Data shown
::::

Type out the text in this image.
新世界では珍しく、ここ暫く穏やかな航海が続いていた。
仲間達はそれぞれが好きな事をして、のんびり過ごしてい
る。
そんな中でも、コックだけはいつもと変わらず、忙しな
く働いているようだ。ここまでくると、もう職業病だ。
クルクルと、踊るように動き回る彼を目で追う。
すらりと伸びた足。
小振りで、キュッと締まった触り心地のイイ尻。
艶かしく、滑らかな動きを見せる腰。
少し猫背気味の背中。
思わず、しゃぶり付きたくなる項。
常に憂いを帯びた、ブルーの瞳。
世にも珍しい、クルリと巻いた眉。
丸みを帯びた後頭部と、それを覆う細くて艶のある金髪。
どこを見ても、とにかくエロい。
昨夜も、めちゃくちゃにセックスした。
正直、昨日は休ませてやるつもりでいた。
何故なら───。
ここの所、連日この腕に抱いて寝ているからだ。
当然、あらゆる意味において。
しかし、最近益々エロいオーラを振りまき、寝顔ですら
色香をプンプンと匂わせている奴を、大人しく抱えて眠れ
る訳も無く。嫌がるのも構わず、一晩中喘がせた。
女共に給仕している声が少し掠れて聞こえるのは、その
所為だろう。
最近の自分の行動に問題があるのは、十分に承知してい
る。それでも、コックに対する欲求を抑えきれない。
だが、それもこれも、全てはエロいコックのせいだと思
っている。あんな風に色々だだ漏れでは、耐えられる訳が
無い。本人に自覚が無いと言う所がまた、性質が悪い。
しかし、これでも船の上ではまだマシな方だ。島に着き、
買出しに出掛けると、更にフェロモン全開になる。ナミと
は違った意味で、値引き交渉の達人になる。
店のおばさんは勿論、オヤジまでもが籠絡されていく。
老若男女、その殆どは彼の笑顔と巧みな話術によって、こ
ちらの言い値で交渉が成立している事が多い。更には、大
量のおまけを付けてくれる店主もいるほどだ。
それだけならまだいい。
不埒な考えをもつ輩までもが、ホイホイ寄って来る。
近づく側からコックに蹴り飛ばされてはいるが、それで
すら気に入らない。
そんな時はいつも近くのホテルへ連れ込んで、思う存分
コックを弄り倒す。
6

::::

What you will do
Repeat the material above in full, keeping every word.

Solution for this problem
Type out the text in this image.
新世界では珍しく、ここ暫く穏やかな航海が続いていた。
仲間達はそれぞれが好きな事をして、のんびり過ごしてい
る。
そんな中でも、コックだけはいつもと変わらず、忙しな
く働いているようだ。ここまでくると、もう職業病だ。
クルクルと、踊るように動き回る彼を目で追う。
すらりと伸びた足。
小振りで、キュッと締まった触り心地のイイ尻。
艶かしく、滑らかな動きを見せる腰。
少し猫背気味の背中。
思わず、しゃぶり付きたくなる項。
常に憂いを帯びた、ブルーの瞳。
世にも珍しい、クルリと巻いた眉。
丸みを帯びた後頭部と、それを覆う細くて艶のある金髪。
どこを見ても、とにかくエロい。
昨夜も、めちゃくちゃにセックスした。
正直、昨日は休ませてやるつもりでいた。
何故なら───。
ここの所、連日この腕に抱いて寝ているからだ。
当然、あらゆる意味において。
しかし、最近益々エロいオーラを振りまき、寝顔ですら
色香をプンプンと匂わせている奴を、大人しく抱えて眠れ
る訳も無く。嫌がるのも構わず、一晩中喘がせた。
女共に給仕している声が少し掠れて聞こえるのは、その
所為だろう。
最近の自分の行動に問題があるのは、十分に承知してい
る。それでも、コックに対する欲求を抑えきれない。
だが、それもこれも、全てはエロいコックのせいだと思
っている。あんな風に色々だだ漏れでは、耐えられる訳が
無い。本人に自覚が無いと言う所がまた、性質が悪い。
しかし、これでも船の上ではまだマシな方だ。島に着き、
買出しに出掛けると、更にフェロモン全開になる。ナミと
は違った意味で、値引き交渉の達人になる。
店のおばさんは勿論、オヤジまでもが籠絡されていく。
老若男女、その殆どは彼の笑顔と巧みな話術によって、こ
ちらの言い値で交渉が成立している事が多い。更には、大
量のおまけを付けてくれる店主もいるほどだ。
それだけならまだいい。
不埒な考えをもつ輩までもが、ホイホイ寄って来る。
近づく側からコックに蹴り飛ばされてはいるが、それで
すら気に入らない。
そんな時はいつも近くのホテルへ連れ込んで、思う存分
コックを弄り倒す。
6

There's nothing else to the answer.